- **Job A**: Please rename "DataFrame" to "table" in the Spark groupBy notes, and give back the part starting at "Similar to SQL" and ending at "maximum of values for each group." with that change made.

** start of Given passage **

# 3.1 Spark GroupBy

Similar to SQL GROUP BY clause, PySpark groupBy() function is used to collect the identical data into
groups on DataFrame and perform aggregate functions on the grouped data.
roupBy(col1 : scala.Predef.String, cols : scala.Predef.String*) :
      org.apache.spark.sql.RelationalGroupedDataset
Note that, it can take one or more column names and returns GroupedData object which can use below aggregation functions.
- count() - Returns the count of rows for each group.
- mean() - Returns the mean of values for each group.
- max() - Returns the maximum of values for each group.
- min() - Returns the minimum of values for each group.
- sum() - Returns the total for values for each group.
- avg() - Returns the average for values for each group.
- agg() - Using agg() function, we can calculate more than one aggregate at a time.
- pivot() - This function is used to Pivot the DataFrame.

** end of Given passage **

- **Job B**: Write out the rows starting at the line that contains "candle-body bbox=[461, 234, 467, 248]" and ending at the line that contains "candle-body bbox=[274, 153, 281, 273]", copying each one without any change.

** start of Raw records **

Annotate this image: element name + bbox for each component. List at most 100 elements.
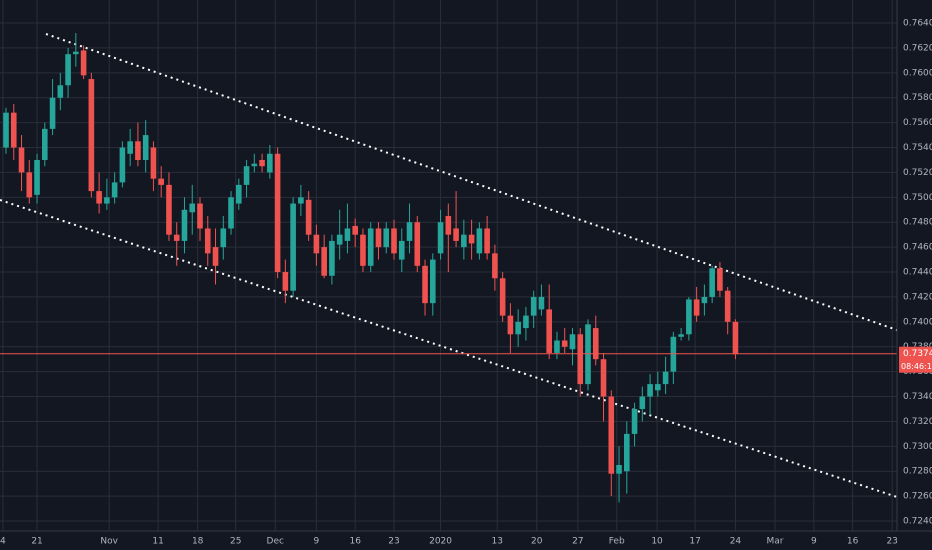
candle-body bbox=[461, 234, 467, 248]
candle-body bbox=[135, 141, 141, 160]
candle-body bbox=[127, 141, 133, 154]
x-tick-label: Mar bbox=[767, 537, 784, 547]
candle-body bbox=[592, 328, 599, 360]
candle-body bbox=[220, 228, 227, 248]
x-tick-label: 11 bbox=[152, 537, 163, 547]
candle-body bbox=[453, 228, 459, 241]
candle-body bbox=[236, 184, 242, 204]
candle-body bbox=[655, 384, 661, 391]
x-tick-label: 9 bbox=[811, 537, 817, 547]
candle-body bbox=[577, 334, 584, 385]
candle-body bbox=[197, 203, 203, 229]
candle-body bbox=[26, 172, 33, 198]
candle-body bbox=[181, 209, 188, 241]
candle-body bbox=[678, 334, 684, 337]
candle-body bbox=[290, 203, 296, 291]
candle-body bbox=[709, 268, 715, 297]
candle-body bbox=[608, 396, 615, 474]
candle-body bbox=[305, 199, 312, 235]
candle-body bbox=[274, 153, 281, 273]
candle-body bbox=[344, 228, 351, 241]
candle-body bbox=[391, 228, 397, 254]
candle-body bbox=[662, 371, 669, 385]
candle-body bbox=[49, 97, 56, 129]
candle-body bbox=[189, 203, 196, 213]
candle-body bbox=[34, 159, 40, 195]
countdown: 08:46:14 bbox=[901, 362, 932, 371]
x-tick-label: 25 bbox=[230, 537, 241, 547]
x-tick-label: 23 bbox=[886, 537, 897, 547]
candle-body bbox=[104, 197, 110, 204]
x-tick-label: 24 bbox=[730, 537, 742, 547]
candle-body bbox=[243, 166, 250, 185]
x-tick-label: Nov bbox=[100, 537, 118, 547]
candle-body bbox=[422, 265, 428, 304]
candle-body bbox=[73, 51, 79, 55]
candle-body bbox=[360, 234, 366, 266]
candle-body bbox=[600, 359, 607, 397]
y-tick-label: 0.72400 bbox=[903, 517, 932, 527]
candle-body bbox=[693, 299, 700, 316]
candle-body bbox=[10, 112, 17, 148]
x-tick-label: 4 bbox=[0, 537, 6, 547]
x-tick-label: Feb bbox=[609, 537, 625, 547]
candle-body bbox=[336, 234, 343, 245]
x-tick-label: 27 bbox=[572, 537, 583, 547]
candle-body bbox=[3, 112, 9, 148]
candle-body bbox=[631, 408, 638, 434]
x-tick-label: 21 bbox=[31, 537, 42, 547]
candle-body bbox=[158, 178, 164, 185]
candle-body bbox=[561, 340, 568, 347]
candle-body bbox=[507, 315, 514, 335]
candles bbox=[0, 32, 897, 503]
last-price-label: 0.73744 bbox=[903, 349, 932, 359]
candle-body bbox=[732, 321, 739, 355]
x-tick-label: 23 bbox=[388, 537, 399, 547]
x-tick-label: Dec bbox=[267, 537, 284, 547]
candle-body bbox=[701, 296, 708, 304]
candle-body bbox=[717, 268, 723, 291]
channel-upper bbox=[45, 33, 898, 331]
candle-body bbox=[616, 465, 622, 474]
candle-body bbox=[57, 85, 64, 98]
candle-body bbox=[367, 228, 374, 266]
candle-body bbox=[686, 299, 692, 335]
candle-body bbox=[150, 147, 157, 179]
candle-body bbox=[515, 321, 521, 335]
candle-body bbox=[88, 79, 95, 192]
x-tick-label: 9 bbox=[314, 537, 320, 547]
channel-lower bbox=[0, 199, 898, 498]
candle-body bbox=[554, 340, 560, 353]
candle-body bbox=[647, 384, 653, 397]
last-price-box bbox=[899, 346, 932, 373]
x-tick-label: 18 bbox=[192, 537, 204, 547]
candle-body bbox=[352, 225, 358, 235]
candle-body bbox=[406, 222, 413, 241]
candle-body bbox=[329, 240, 335, 276]
candle-body bbox=[523, 315, 529, 329]
candle-body bbox=[313, 234, 320, 254]
candle-body bbox=[476, 228, 483, 254]
candle-body bbox=[18, 147, 25, 173]
candle-body bbox=[267, 153, 273, 173]
candle-body bbox=[437, 222, 444, 254]
candle-body bbox=[639, 396, 646, 409]
candle-body bbox=[569, 334, 576, 350]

** end of Raw records **

- **Response A**:
Similar to SQL GROUP BY clause, PySpark groupBy() function is used to collect the identical data into
groups on table and perform aggregate functions on the grouped data.
roupBy(col1 : scala.Predef.String, cols : scala.Predef.String*) :
      org.apache.spark.sql.RelationalGroupedDataset
Note that, it can take one or more column names and returns GroupedData object which can use below aggregation functions.
- count() - Returns the count of rows for each group.
- mean() - Returns the mean of values for each group.
- max() - Returns the maximum of values for each group.

- **Response B**:
candle-body bbox=[461, 234, 467, 248]
candle-body bbox=[135, 141, 141, 160]
candle-body bbox=[127, 141, 133, 154]
x-tick-label: Mar bbox=[767, 537, 784, 547]
candle-body bbox=[592, 328, 599, 360]
candle-body bbox=[220, 228, 227, 248]
x-tick-label: 11 bbox=[152, 537, 163, 547]
candle-body bbox=[453, 228, 459, 241]
candle-body bbox=[236, 184, 242, 204]
candle-body bbox=[655, 384, 661, 391]
x-tick-label: 9 bbox=[811, 537, 817, 547]
candle-body bbox=[577, 334, 584, 385]
candle-body bbox=[197, 203, 203, 229]
candle-body bbox=[26, 172, 33, 198]
candle-body bbox=[181, 209, 188, 241]
candle-body bbox=[678, 334, 684, 337]
candle-body bbox=[290, 203, 296, 291]
candle-body bbox=[709, 268, 715, 297]
candle-body bbox=[608, 396, 615, 474]
candle-body bbox=[305, 199, 312, 235]
candle-body bbox=[274, 153, 281, 273]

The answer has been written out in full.